What to work on: From the listing below, extract every line in which the word "Payment" appears.

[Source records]
[BEGIN]

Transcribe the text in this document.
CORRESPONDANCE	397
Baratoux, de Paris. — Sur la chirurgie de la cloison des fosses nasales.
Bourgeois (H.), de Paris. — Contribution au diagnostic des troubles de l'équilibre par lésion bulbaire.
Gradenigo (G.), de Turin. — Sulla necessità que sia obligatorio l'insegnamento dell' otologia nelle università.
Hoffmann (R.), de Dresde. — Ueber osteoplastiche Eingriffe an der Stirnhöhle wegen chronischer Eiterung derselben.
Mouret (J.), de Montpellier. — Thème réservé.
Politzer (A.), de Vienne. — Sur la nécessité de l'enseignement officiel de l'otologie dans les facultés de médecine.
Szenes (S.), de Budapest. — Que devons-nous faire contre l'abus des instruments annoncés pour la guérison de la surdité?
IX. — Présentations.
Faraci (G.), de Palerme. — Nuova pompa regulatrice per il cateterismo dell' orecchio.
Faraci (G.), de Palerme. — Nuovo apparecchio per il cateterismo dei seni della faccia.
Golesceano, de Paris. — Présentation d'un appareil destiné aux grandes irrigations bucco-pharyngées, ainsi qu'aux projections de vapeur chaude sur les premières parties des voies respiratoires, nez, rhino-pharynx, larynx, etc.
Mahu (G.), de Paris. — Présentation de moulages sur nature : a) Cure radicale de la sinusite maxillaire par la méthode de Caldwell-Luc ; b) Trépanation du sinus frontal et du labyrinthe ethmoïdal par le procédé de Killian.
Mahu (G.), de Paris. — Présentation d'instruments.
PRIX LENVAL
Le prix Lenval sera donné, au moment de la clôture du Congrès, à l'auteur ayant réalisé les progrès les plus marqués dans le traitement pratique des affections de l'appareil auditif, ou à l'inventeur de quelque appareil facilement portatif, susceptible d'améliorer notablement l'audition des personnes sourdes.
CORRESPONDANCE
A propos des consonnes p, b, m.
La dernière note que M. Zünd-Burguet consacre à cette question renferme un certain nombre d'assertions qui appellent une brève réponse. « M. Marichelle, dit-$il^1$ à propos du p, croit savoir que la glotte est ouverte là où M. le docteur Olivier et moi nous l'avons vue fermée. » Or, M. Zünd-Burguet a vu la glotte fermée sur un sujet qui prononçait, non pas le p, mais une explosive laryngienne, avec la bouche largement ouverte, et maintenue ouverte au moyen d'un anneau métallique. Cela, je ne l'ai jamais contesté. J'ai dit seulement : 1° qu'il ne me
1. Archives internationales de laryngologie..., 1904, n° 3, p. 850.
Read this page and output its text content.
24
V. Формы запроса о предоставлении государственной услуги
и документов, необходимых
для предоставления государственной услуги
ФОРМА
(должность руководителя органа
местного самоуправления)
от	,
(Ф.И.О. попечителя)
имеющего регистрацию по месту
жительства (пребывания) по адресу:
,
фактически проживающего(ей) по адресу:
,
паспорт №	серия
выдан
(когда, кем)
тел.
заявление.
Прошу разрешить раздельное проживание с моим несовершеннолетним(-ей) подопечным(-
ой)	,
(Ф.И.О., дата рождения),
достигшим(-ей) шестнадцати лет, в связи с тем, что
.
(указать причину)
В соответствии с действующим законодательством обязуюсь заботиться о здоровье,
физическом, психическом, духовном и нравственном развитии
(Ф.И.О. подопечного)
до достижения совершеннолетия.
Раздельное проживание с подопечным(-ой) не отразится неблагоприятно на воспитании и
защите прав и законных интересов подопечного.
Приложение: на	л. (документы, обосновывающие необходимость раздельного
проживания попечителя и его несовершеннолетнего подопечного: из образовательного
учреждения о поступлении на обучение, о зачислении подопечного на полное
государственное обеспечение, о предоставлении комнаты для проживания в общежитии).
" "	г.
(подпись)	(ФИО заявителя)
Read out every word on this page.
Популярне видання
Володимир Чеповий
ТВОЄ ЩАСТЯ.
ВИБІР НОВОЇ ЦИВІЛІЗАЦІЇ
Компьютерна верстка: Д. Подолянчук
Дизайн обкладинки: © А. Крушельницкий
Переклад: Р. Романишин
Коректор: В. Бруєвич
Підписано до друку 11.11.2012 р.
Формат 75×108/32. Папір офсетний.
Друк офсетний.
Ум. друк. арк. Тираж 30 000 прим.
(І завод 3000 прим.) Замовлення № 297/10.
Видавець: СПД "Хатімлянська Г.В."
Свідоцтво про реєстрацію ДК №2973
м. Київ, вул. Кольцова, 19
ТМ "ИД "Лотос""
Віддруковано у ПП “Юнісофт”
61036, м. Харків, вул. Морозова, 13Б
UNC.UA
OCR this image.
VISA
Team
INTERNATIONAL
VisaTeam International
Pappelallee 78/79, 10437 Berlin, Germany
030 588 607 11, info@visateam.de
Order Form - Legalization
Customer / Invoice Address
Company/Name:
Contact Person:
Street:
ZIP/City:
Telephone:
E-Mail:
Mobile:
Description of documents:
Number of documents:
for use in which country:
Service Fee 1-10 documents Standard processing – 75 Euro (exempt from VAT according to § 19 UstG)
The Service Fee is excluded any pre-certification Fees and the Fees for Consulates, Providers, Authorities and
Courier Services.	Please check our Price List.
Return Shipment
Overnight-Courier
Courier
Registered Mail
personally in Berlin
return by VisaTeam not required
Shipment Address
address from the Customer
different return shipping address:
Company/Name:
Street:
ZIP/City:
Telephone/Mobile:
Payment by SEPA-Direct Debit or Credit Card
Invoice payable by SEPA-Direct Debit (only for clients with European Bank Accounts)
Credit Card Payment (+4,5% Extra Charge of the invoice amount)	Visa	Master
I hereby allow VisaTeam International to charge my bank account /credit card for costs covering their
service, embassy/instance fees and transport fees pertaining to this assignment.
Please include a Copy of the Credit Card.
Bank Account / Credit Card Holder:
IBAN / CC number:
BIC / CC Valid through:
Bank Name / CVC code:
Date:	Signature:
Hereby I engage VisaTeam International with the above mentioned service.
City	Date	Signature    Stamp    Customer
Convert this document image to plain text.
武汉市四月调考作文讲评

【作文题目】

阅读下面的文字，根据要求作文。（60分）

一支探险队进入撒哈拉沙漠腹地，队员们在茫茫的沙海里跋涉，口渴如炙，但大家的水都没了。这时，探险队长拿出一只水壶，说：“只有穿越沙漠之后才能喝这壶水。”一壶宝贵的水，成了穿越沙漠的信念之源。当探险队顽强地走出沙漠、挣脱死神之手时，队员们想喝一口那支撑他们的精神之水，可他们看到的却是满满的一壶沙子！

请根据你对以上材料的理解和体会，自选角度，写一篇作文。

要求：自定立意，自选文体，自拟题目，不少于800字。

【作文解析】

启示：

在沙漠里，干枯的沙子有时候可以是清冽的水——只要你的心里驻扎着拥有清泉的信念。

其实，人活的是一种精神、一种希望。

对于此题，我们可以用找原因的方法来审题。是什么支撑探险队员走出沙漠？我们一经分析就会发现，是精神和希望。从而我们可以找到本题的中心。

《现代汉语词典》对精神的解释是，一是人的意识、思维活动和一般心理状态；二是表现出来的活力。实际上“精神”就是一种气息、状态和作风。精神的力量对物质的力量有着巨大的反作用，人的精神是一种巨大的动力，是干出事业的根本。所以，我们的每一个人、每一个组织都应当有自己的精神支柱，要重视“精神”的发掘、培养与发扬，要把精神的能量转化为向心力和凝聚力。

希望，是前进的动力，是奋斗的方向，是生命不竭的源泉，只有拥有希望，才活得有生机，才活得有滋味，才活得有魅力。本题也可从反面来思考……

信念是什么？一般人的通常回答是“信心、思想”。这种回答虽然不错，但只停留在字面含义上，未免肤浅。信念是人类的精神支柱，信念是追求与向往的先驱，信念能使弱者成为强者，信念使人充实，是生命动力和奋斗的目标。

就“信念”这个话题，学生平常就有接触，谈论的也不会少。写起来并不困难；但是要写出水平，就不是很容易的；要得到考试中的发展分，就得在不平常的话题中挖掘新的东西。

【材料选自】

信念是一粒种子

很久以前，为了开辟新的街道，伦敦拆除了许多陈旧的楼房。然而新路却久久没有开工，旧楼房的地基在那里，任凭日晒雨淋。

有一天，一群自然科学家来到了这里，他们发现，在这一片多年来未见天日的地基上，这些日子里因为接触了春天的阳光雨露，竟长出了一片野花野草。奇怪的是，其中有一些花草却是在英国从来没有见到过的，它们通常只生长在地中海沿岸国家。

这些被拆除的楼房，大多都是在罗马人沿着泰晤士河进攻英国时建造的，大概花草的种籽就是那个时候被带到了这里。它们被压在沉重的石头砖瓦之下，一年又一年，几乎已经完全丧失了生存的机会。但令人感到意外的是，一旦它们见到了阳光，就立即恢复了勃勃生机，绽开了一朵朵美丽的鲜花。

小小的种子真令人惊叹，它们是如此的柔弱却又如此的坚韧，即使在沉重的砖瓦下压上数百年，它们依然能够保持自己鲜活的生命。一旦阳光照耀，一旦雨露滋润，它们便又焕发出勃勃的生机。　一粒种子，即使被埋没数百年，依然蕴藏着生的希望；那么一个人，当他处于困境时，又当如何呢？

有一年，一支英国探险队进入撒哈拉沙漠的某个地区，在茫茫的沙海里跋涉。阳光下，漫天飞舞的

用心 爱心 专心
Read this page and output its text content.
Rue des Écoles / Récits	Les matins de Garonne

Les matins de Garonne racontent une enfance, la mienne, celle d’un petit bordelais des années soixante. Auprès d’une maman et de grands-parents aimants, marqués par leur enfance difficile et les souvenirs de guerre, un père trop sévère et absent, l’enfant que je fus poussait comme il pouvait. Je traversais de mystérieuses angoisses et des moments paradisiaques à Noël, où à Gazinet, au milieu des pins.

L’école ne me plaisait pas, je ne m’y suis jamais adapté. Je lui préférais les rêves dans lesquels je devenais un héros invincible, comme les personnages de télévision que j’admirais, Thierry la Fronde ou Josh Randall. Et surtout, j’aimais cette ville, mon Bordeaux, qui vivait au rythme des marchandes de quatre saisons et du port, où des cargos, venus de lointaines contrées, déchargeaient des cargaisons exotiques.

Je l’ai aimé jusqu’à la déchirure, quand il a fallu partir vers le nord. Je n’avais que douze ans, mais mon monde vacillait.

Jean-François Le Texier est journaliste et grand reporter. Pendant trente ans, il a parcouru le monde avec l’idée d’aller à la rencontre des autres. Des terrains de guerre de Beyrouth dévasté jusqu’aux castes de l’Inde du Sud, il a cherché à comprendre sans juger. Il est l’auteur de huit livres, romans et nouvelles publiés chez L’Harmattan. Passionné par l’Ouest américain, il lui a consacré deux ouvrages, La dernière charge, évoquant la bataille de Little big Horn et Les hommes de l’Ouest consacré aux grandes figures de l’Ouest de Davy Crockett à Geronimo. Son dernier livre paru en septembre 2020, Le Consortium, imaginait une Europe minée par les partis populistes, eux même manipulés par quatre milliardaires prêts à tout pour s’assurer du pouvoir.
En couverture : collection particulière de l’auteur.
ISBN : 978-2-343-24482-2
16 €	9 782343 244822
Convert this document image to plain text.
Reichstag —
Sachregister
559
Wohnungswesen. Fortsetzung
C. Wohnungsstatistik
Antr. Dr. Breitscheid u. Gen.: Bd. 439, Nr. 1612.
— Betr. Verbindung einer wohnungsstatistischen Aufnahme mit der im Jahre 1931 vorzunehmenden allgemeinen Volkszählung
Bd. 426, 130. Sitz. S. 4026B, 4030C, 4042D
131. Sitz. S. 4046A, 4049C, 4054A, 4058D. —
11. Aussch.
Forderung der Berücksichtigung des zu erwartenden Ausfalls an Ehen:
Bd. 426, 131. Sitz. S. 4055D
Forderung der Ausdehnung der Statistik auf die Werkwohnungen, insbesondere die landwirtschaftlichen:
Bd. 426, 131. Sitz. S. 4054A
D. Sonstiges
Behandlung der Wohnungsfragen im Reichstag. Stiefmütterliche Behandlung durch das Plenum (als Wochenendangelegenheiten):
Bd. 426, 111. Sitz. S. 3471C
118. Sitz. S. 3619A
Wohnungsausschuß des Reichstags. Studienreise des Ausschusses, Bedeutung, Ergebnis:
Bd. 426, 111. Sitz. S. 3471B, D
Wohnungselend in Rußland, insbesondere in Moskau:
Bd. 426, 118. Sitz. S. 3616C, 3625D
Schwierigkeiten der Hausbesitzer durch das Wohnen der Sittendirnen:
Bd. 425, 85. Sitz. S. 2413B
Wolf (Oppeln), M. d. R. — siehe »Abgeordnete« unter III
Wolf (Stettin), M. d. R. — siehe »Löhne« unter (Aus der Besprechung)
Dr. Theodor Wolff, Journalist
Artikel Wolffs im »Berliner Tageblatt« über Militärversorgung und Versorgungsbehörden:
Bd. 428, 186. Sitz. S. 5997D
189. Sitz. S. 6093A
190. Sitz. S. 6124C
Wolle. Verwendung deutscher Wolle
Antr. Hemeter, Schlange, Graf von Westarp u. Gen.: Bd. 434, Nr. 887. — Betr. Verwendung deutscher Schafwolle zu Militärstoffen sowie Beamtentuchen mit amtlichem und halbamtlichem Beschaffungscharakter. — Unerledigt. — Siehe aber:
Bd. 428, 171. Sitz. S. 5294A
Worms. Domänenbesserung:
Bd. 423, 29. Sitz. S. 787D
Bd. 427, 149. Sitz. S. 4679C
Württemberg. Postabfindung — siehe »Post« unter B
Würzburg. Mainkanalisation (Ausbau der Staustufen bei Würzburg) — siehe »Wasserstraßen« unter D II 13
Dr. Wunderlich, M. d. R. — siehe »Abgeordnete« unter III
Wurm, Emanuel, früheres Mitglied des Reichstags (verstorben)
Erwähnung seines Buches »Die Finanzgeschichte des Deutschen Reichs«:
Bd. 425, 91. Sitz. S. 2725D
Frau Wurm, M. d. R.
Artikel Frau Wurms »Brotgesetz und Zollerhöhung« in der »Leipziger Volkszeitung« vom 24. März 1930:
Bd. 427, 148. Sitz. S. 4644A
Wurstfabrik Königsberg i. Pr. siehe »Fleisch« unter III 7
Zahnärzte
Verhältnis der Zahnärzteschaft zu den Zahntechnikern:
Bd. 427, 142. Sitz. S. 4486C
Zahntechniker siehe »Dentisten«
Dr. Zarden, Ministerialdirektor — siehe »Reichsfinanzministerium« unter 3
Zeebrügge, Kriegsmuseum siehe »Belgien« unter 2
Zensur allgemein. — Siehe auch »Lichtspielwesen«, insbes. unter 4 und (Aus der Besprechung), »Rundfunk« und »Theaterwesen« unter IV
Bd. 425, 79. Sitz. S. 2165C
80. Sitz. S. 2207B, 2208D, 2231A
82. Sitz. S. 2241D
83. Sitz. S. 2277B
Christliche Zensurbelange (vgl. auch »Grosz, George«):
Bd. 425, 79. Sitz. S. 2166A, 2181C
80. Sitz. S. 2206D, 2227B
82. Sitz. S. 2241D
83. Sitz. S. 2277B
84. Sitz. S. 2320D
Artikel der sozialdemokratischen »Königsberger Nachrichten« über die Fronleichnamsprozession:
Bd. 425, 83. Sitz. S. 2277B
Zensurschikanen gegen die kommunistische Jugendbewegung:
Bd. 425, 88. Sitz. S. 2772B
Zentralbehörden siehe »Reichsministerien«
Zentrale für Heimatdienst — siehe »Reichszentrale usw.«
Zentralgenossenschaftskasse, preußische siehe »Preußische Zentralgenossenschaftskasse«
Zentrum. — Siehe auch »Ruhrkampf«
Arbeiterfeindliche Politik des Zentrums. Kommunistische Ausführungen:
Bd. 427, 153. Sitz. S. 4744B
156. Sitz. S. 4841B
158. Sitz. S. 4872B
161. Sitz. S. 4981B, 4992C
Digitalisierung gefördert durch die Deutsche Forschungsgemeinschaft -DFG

[END]

Output below:
Payment by SEPA-Direct Debit or Credit Card
Credit Card Payment (+4,5% Extra Charge of the invoice amount)	Visa	Master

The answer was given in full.